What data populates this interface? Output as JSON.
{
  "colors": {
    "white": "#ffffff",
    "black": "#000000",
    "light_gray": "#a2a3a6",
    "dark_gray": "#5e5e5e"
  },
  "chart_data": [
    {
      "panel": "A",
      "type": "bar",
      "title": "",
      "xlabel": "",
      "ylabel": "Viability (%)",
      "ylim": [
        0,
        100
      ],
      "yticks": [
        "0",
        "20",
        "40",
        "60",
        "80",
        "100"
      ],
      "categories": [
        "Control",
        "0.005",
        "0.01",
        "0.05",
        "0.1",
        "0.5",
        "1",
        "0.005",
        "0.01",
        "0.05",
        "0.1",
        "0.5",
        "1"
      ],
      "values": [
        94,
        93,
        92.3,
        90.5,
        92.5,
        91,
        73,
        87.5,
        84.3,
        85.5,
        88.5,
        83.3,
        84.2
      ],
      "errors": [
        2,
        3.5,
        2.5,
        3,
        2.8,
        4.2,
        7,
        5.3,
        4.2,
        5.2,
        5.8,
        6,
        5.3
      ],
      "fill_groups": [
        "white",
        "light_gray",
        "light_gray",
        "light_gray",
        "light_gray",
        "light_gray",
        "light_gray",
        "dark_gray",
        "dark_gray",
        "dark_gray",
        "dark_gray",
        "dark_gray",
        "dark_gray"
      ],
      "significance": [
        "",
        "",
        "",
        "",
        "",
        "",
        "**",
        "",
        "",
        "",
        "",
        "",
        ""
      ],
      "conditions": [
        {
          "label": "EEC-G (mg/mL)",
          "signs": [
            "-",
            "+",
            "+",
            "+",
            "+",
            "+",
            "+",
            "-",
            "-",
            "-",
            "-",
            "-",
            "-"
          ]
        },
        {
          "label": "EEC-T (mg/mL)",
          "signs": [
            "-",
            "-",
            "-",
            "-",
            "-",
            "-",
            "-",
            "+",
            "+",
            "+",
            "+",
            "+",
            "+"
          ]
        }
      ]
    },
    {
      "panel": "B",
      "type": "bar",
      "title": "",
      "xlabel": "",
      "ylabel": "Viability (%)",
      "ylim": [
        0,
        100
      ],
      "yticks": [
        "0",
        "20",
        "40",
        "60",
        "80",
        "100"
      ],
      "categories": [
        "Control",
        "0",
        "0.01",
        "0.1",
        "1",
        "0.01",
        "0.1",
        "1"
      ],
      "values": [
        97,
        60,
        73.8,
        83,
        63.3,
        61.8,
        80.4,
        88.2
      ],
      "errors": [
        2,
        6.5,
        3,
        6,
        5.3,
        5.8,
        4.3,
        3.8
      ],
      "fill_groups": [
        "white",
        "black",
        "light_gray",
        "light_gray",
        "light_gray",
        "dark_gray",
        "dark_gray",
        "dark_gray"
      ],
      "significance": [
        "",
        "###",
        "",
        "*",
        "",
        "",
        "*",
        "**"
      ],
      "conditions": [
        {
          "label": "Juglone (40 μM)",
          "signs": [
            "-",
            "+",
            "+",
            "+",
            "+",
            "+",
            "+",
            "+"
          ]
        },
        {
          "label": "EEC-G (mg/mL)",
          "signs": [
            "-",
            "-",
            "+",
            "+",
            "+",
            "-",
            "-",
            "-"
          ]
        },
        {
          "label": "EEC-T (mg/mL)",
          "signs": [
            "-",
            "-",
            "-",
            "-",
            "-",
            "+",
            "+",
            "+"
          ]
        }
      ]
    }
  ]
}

··········

Given request: The records above should all be quoted exactly, please.

Solution for this task:
What data populates this interface? Output as JSON.
{
  "colors": {
    "white": "#ffffff",
    "black": "#000000",
    "light_gray": "#a2a3a6",
    "dark_gray": "#5e5e5e"
  },
  "chart_data": [
    {
      "panel": "A",
      "type": "bar",
      "title": "",
      "xlabel": "",
      "ylabel": "Viability (%)",
      "ylim": [
        0,
        100
      ],
      "yticks": [
        "0",
        "20",
        "40",
        "60",
        "80",
        "100"
      ],
      "categories": [
        "Control",
        "0.005",
        "0.01",
        "0.05",
        "0.1",
        "0.5",
        "1",
        "0.005",
        "0.01",
        "0.05",
        "0.1",
        "0.5",
        "1"
      ],
      "values": [
        94,
        93,
        92.3,
        90.5,
        92.5,
        91,
        73,
        87.5,
        84.3,
        85.5,
        88.5,
        83.3,
        84.2
      ],
      "errors": [
        2,
        3.5,
        2.5,
        3,
        2.8,
        4.2,
        7,
        5.3,
        4.2,
        5.2,
        5.8,
        6,
        5.3
      ],
      "fill_groups": [
        "white",
        "light_gray",
        "light_gray",
        "light_gray",
        "light_gray",
        "light_gray",
        "light_gray",
        "dark_gray",
        "dark_gray",
        "dark_gray",
        "dark_gray",
        "dark_gray",
        "dark_gray"
      ],
      "significance": [
        "",
        "",
        "",
        "",
        "",
        "",
        "**",
        "",
        "",
        "",
        "",
        "",
        ""
      ],
      "conditions": [
        {
          "label": "EEC-G (mg/mL)",
          "signs": [
            "-",
            "+",
            "+",
            "+",
            "+",
            "+",
            "+",
            "-",
            "-",
            "-",
            "-",
            "-",
            "-"
          ]
        },
        {
          "label": "EEC-T (mg/mL)",
          "signs": [
            "-",
            "-",
            "-",
            "-",
            "-",
            "-",
            "-",
            "+",
            "+",
            "+",
            "+",
            "+",
            "+"
          ]
        }
      ]
    },
    {
      "panel": "B",
      "type": "bar",
      "title": "",
      "xlabel": "",
      "ylabel": "Viability (%)",
      "ylim": [
        0,
        100
      ],
      "yticks": [
        "0",
        "20",
        "40",
        "60",
        "80",
        "100"
      ],
      "categories": [
        "Control",
        "0",
        "0.01",
        "0.1",
        "1",
        "0.01",
        "0.1",
        "1"
      ],
      "values": [
        97,
        60,
        73.8,
        83,
        63.3,
        61.8,
        80.4,
        88.2
      ],
      "errors": [
        2,
        6.5,
        3,
        6,
        5.3,
        5.8,
        4.3,
        3.8
      ],
      "fill_groups": [
        "white",
        "black",
        "light_gray",
        "light_gray",
        "light_gray",
        "dark_gray",
        "dark_gray",
        "dark_gray"
      ],
      "significance": [
        "",
        "###",
        "",
        "*",
        "",
        "",
        "*",
        "**"
      ],
      "conditions": [
        {
          "label": "Juglone (40 μM)",
          "signs": [
            "-",
            "+",
            "+",
            "+",
            "+",
            "+",
            "+",
            "+"
          ]
        },
        {
          "label": "EEC-G (mg/mL)",
          "signs": [
            "-",
            "-",
            "+",
            "+",
            "+",
            "-",
            "-",
            "-"
          ]
        },
        {
          "label": "EEC-T (mg/mL)",
          "signs": [
            "-",
            "-",
            "-",
            "-",
            "-",
            "+",
            "+",
            "+"
          ]
        }
      ]
    }
  ]
}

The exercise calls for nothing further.